Check every line for the word "правильной" and give the number of lines where it occurs, nothing else.
-.-.-
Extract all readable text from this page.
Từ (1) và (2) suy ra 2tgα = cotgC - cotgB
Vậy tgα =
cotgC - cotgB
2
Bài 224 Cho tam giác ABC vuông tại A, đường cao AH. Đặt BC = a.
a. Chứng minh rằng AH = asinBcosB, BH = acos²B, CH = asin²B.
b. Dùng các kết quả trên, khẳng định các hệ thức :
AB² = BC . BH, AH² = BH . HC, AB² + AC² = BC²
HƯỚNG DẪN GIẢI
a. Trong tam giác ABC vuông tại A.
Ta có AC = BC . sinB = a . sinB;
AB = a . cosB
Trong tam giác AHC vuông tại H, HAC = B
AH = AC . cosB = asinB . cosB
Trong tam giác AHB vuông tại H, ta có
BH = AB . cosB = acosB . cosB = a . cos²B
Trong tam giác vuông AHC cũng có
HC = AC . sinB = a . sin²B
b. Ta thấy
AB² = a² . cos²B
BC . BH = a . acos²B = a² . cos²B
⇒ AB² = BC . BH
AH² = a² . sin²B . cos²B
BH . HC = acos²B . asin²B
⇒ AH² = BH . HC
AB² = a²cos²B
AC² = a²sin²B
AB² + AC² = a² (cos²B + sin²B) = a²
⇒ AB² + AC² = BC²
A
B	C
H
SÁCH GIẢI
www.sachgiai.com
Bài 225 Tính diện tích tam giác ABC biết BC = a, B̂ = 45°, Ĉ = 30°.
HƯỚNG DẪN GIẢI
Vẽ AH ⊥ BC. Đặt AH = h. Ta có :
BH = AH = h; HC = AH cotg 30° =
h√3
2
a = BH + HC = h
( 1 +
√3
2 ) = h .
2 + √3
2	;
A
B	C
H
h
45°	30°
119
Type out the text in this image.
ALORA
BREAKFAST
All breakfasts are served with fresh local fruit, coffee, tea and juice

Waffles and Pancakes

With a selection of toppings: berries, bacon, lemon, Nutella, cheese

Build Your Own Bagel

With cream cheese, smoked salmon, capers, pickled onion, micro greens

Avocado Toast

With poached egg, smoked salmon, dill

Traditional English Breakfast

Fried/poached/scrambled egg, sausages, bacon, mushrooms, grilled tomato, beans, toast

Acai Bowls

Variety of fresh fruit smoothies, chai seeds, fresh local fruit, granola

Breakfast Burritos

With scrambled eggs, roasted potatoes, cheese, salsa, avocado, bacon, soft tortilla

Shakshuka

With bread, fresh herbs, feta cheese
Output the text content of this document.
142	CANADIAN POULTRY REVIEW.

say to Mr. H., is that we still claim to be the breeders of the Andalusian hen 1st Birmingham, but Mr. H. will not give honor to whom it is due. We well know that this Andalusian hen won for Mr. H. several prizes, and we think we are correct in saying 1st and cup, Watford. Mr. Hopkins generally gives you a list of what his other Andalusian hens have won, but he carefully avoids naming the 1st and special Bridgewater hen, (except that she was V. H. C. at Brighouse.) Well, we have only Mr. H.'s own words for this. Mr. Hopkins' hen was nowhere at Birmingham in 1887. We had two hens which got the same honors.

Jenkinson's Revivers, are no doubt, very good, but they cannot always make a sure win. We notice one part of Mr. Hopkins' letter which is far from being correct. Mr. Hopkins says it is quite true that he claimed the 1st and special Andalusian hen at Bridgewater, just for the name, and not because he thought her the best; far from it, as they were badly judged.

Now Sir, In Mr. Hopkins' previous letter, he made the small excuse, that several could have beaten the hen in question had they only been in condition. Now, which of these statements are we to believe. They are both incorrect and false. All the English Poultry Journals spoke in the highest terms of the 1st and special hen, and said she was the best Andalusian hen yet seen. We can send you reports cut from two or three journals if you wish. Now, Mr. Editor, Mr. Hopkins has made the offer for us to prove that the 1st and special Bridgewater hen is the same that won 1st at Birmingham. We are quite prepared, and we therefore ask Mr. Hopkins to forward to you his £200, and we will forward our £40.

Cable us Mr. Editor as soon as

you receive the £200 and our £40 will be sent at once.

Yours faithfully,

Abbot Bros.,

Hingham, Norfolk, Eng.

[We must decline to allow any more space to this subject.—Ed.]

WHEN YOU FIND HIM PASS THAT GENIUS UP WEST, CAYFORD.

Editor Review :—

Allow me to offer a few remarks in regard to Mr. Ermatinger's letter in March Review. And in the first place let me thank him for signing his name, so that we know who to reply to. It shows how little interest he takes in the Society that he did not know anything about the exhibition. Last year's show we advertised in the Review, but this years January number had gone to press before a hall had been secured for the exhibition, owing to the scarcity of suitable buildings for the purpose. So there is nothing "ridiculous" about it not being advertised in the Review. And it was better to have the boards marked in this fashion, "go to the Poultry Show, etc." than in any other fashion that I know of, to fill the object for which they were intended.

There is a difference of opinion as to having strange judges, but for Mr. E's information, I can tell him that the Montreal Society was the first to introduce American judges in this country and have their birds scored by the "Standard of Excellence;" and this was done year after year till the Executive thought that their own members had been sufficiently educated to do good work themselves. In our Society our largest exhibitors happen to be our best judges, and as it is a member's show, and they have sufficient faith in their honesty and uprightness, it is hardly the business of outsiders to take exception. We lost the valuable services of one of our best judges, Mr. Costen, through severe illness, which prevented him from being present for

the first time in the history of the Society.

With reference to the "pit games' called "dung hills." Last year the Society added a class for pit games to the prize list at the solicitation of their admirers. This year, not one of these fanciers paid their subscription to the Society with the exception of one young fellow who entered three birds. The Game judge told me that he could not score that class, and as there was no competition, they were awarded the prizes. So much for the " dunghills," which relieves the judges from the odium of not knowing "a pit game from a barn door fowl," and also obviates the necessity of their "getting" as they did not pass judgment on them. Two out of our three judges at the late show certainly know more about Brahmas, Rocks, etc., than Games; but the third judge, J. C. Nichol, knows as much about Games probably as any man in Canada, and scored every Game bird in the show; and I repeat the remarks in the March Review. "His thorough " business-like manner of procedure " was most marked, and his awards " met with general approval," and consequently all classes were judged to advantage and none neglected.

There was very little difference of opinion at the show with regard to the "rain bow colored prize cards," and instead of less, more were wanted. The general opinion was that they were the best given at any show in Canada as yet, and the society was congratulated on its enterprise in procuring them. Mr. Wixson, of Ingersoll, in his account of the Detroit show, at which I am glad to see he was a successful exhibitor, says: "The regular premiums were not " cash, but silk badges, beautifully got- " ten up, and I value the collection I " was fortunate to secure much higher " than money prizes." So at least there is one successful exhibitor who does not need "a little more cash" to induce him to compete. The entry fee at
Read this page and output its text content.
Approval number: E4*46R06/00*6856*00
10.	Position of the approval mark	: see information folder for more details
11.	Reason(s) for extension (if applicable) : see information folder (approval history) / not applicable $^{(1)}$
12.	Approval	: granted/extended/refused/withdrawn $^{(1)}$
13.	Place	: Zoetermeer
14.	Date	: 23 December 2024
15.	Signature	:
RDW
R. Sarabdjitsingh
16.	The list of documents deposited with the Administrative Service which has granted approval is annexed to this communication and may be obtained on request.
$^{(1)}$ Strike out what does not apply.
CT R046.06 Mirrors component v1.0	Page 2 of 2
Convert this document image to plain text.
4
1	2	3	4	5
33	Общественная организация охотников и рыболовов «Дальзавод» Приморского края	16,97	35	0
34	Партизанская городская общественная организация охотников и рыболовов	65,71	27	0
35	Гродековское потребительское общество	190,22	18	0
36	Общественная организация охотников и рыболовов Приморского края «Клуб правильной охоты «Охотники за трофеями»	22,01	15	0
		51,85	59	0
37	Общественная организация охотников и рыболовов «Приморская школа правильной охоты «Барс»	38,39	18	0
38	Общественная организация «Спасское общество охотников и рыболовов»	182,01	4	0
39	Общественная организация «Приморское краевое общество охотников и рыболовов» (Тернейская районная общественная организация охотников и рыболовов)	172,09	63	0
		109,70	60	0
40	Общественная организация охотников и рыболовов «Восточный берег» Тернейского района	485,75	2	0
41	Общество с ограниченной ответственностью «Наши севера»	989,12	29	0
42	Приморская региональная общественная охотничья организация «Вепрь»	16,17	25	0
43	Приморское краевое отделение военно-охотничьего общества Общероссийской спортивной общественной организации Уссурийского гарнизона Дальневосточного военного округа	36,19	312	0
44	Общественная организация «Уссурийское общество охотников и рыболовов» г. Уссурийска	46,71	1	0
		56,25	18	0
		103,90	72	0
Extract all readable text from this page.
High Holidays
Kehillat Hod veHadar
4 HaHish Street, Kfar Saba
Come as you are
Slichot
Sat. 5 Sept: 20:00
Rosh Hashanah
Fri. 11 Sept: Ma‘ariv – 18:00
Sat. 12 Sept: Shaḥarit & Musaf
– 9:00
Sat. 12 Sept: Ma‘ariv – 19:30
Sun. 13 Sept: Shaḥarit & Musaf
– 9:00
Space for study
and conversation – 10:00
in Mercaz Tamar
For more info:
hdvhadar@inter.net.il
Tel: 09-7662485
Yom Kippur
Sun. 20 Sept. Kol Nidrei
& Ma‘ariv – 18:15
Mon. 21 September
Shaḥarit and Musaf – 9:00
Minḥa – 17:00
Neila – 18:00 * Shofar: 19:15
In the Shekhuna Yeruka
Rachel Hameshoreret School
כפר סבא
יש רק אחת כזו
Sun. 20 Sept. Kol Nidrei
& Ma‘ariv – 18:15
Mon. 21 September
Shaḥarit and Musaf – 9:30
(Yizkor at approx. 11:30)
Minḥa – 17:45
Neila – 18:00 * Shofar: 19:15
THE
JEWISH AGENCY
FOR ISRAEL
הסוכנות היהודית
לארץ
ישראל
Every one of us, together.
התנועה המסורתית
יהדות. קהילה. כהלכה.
-.-.-
→ Correct result
2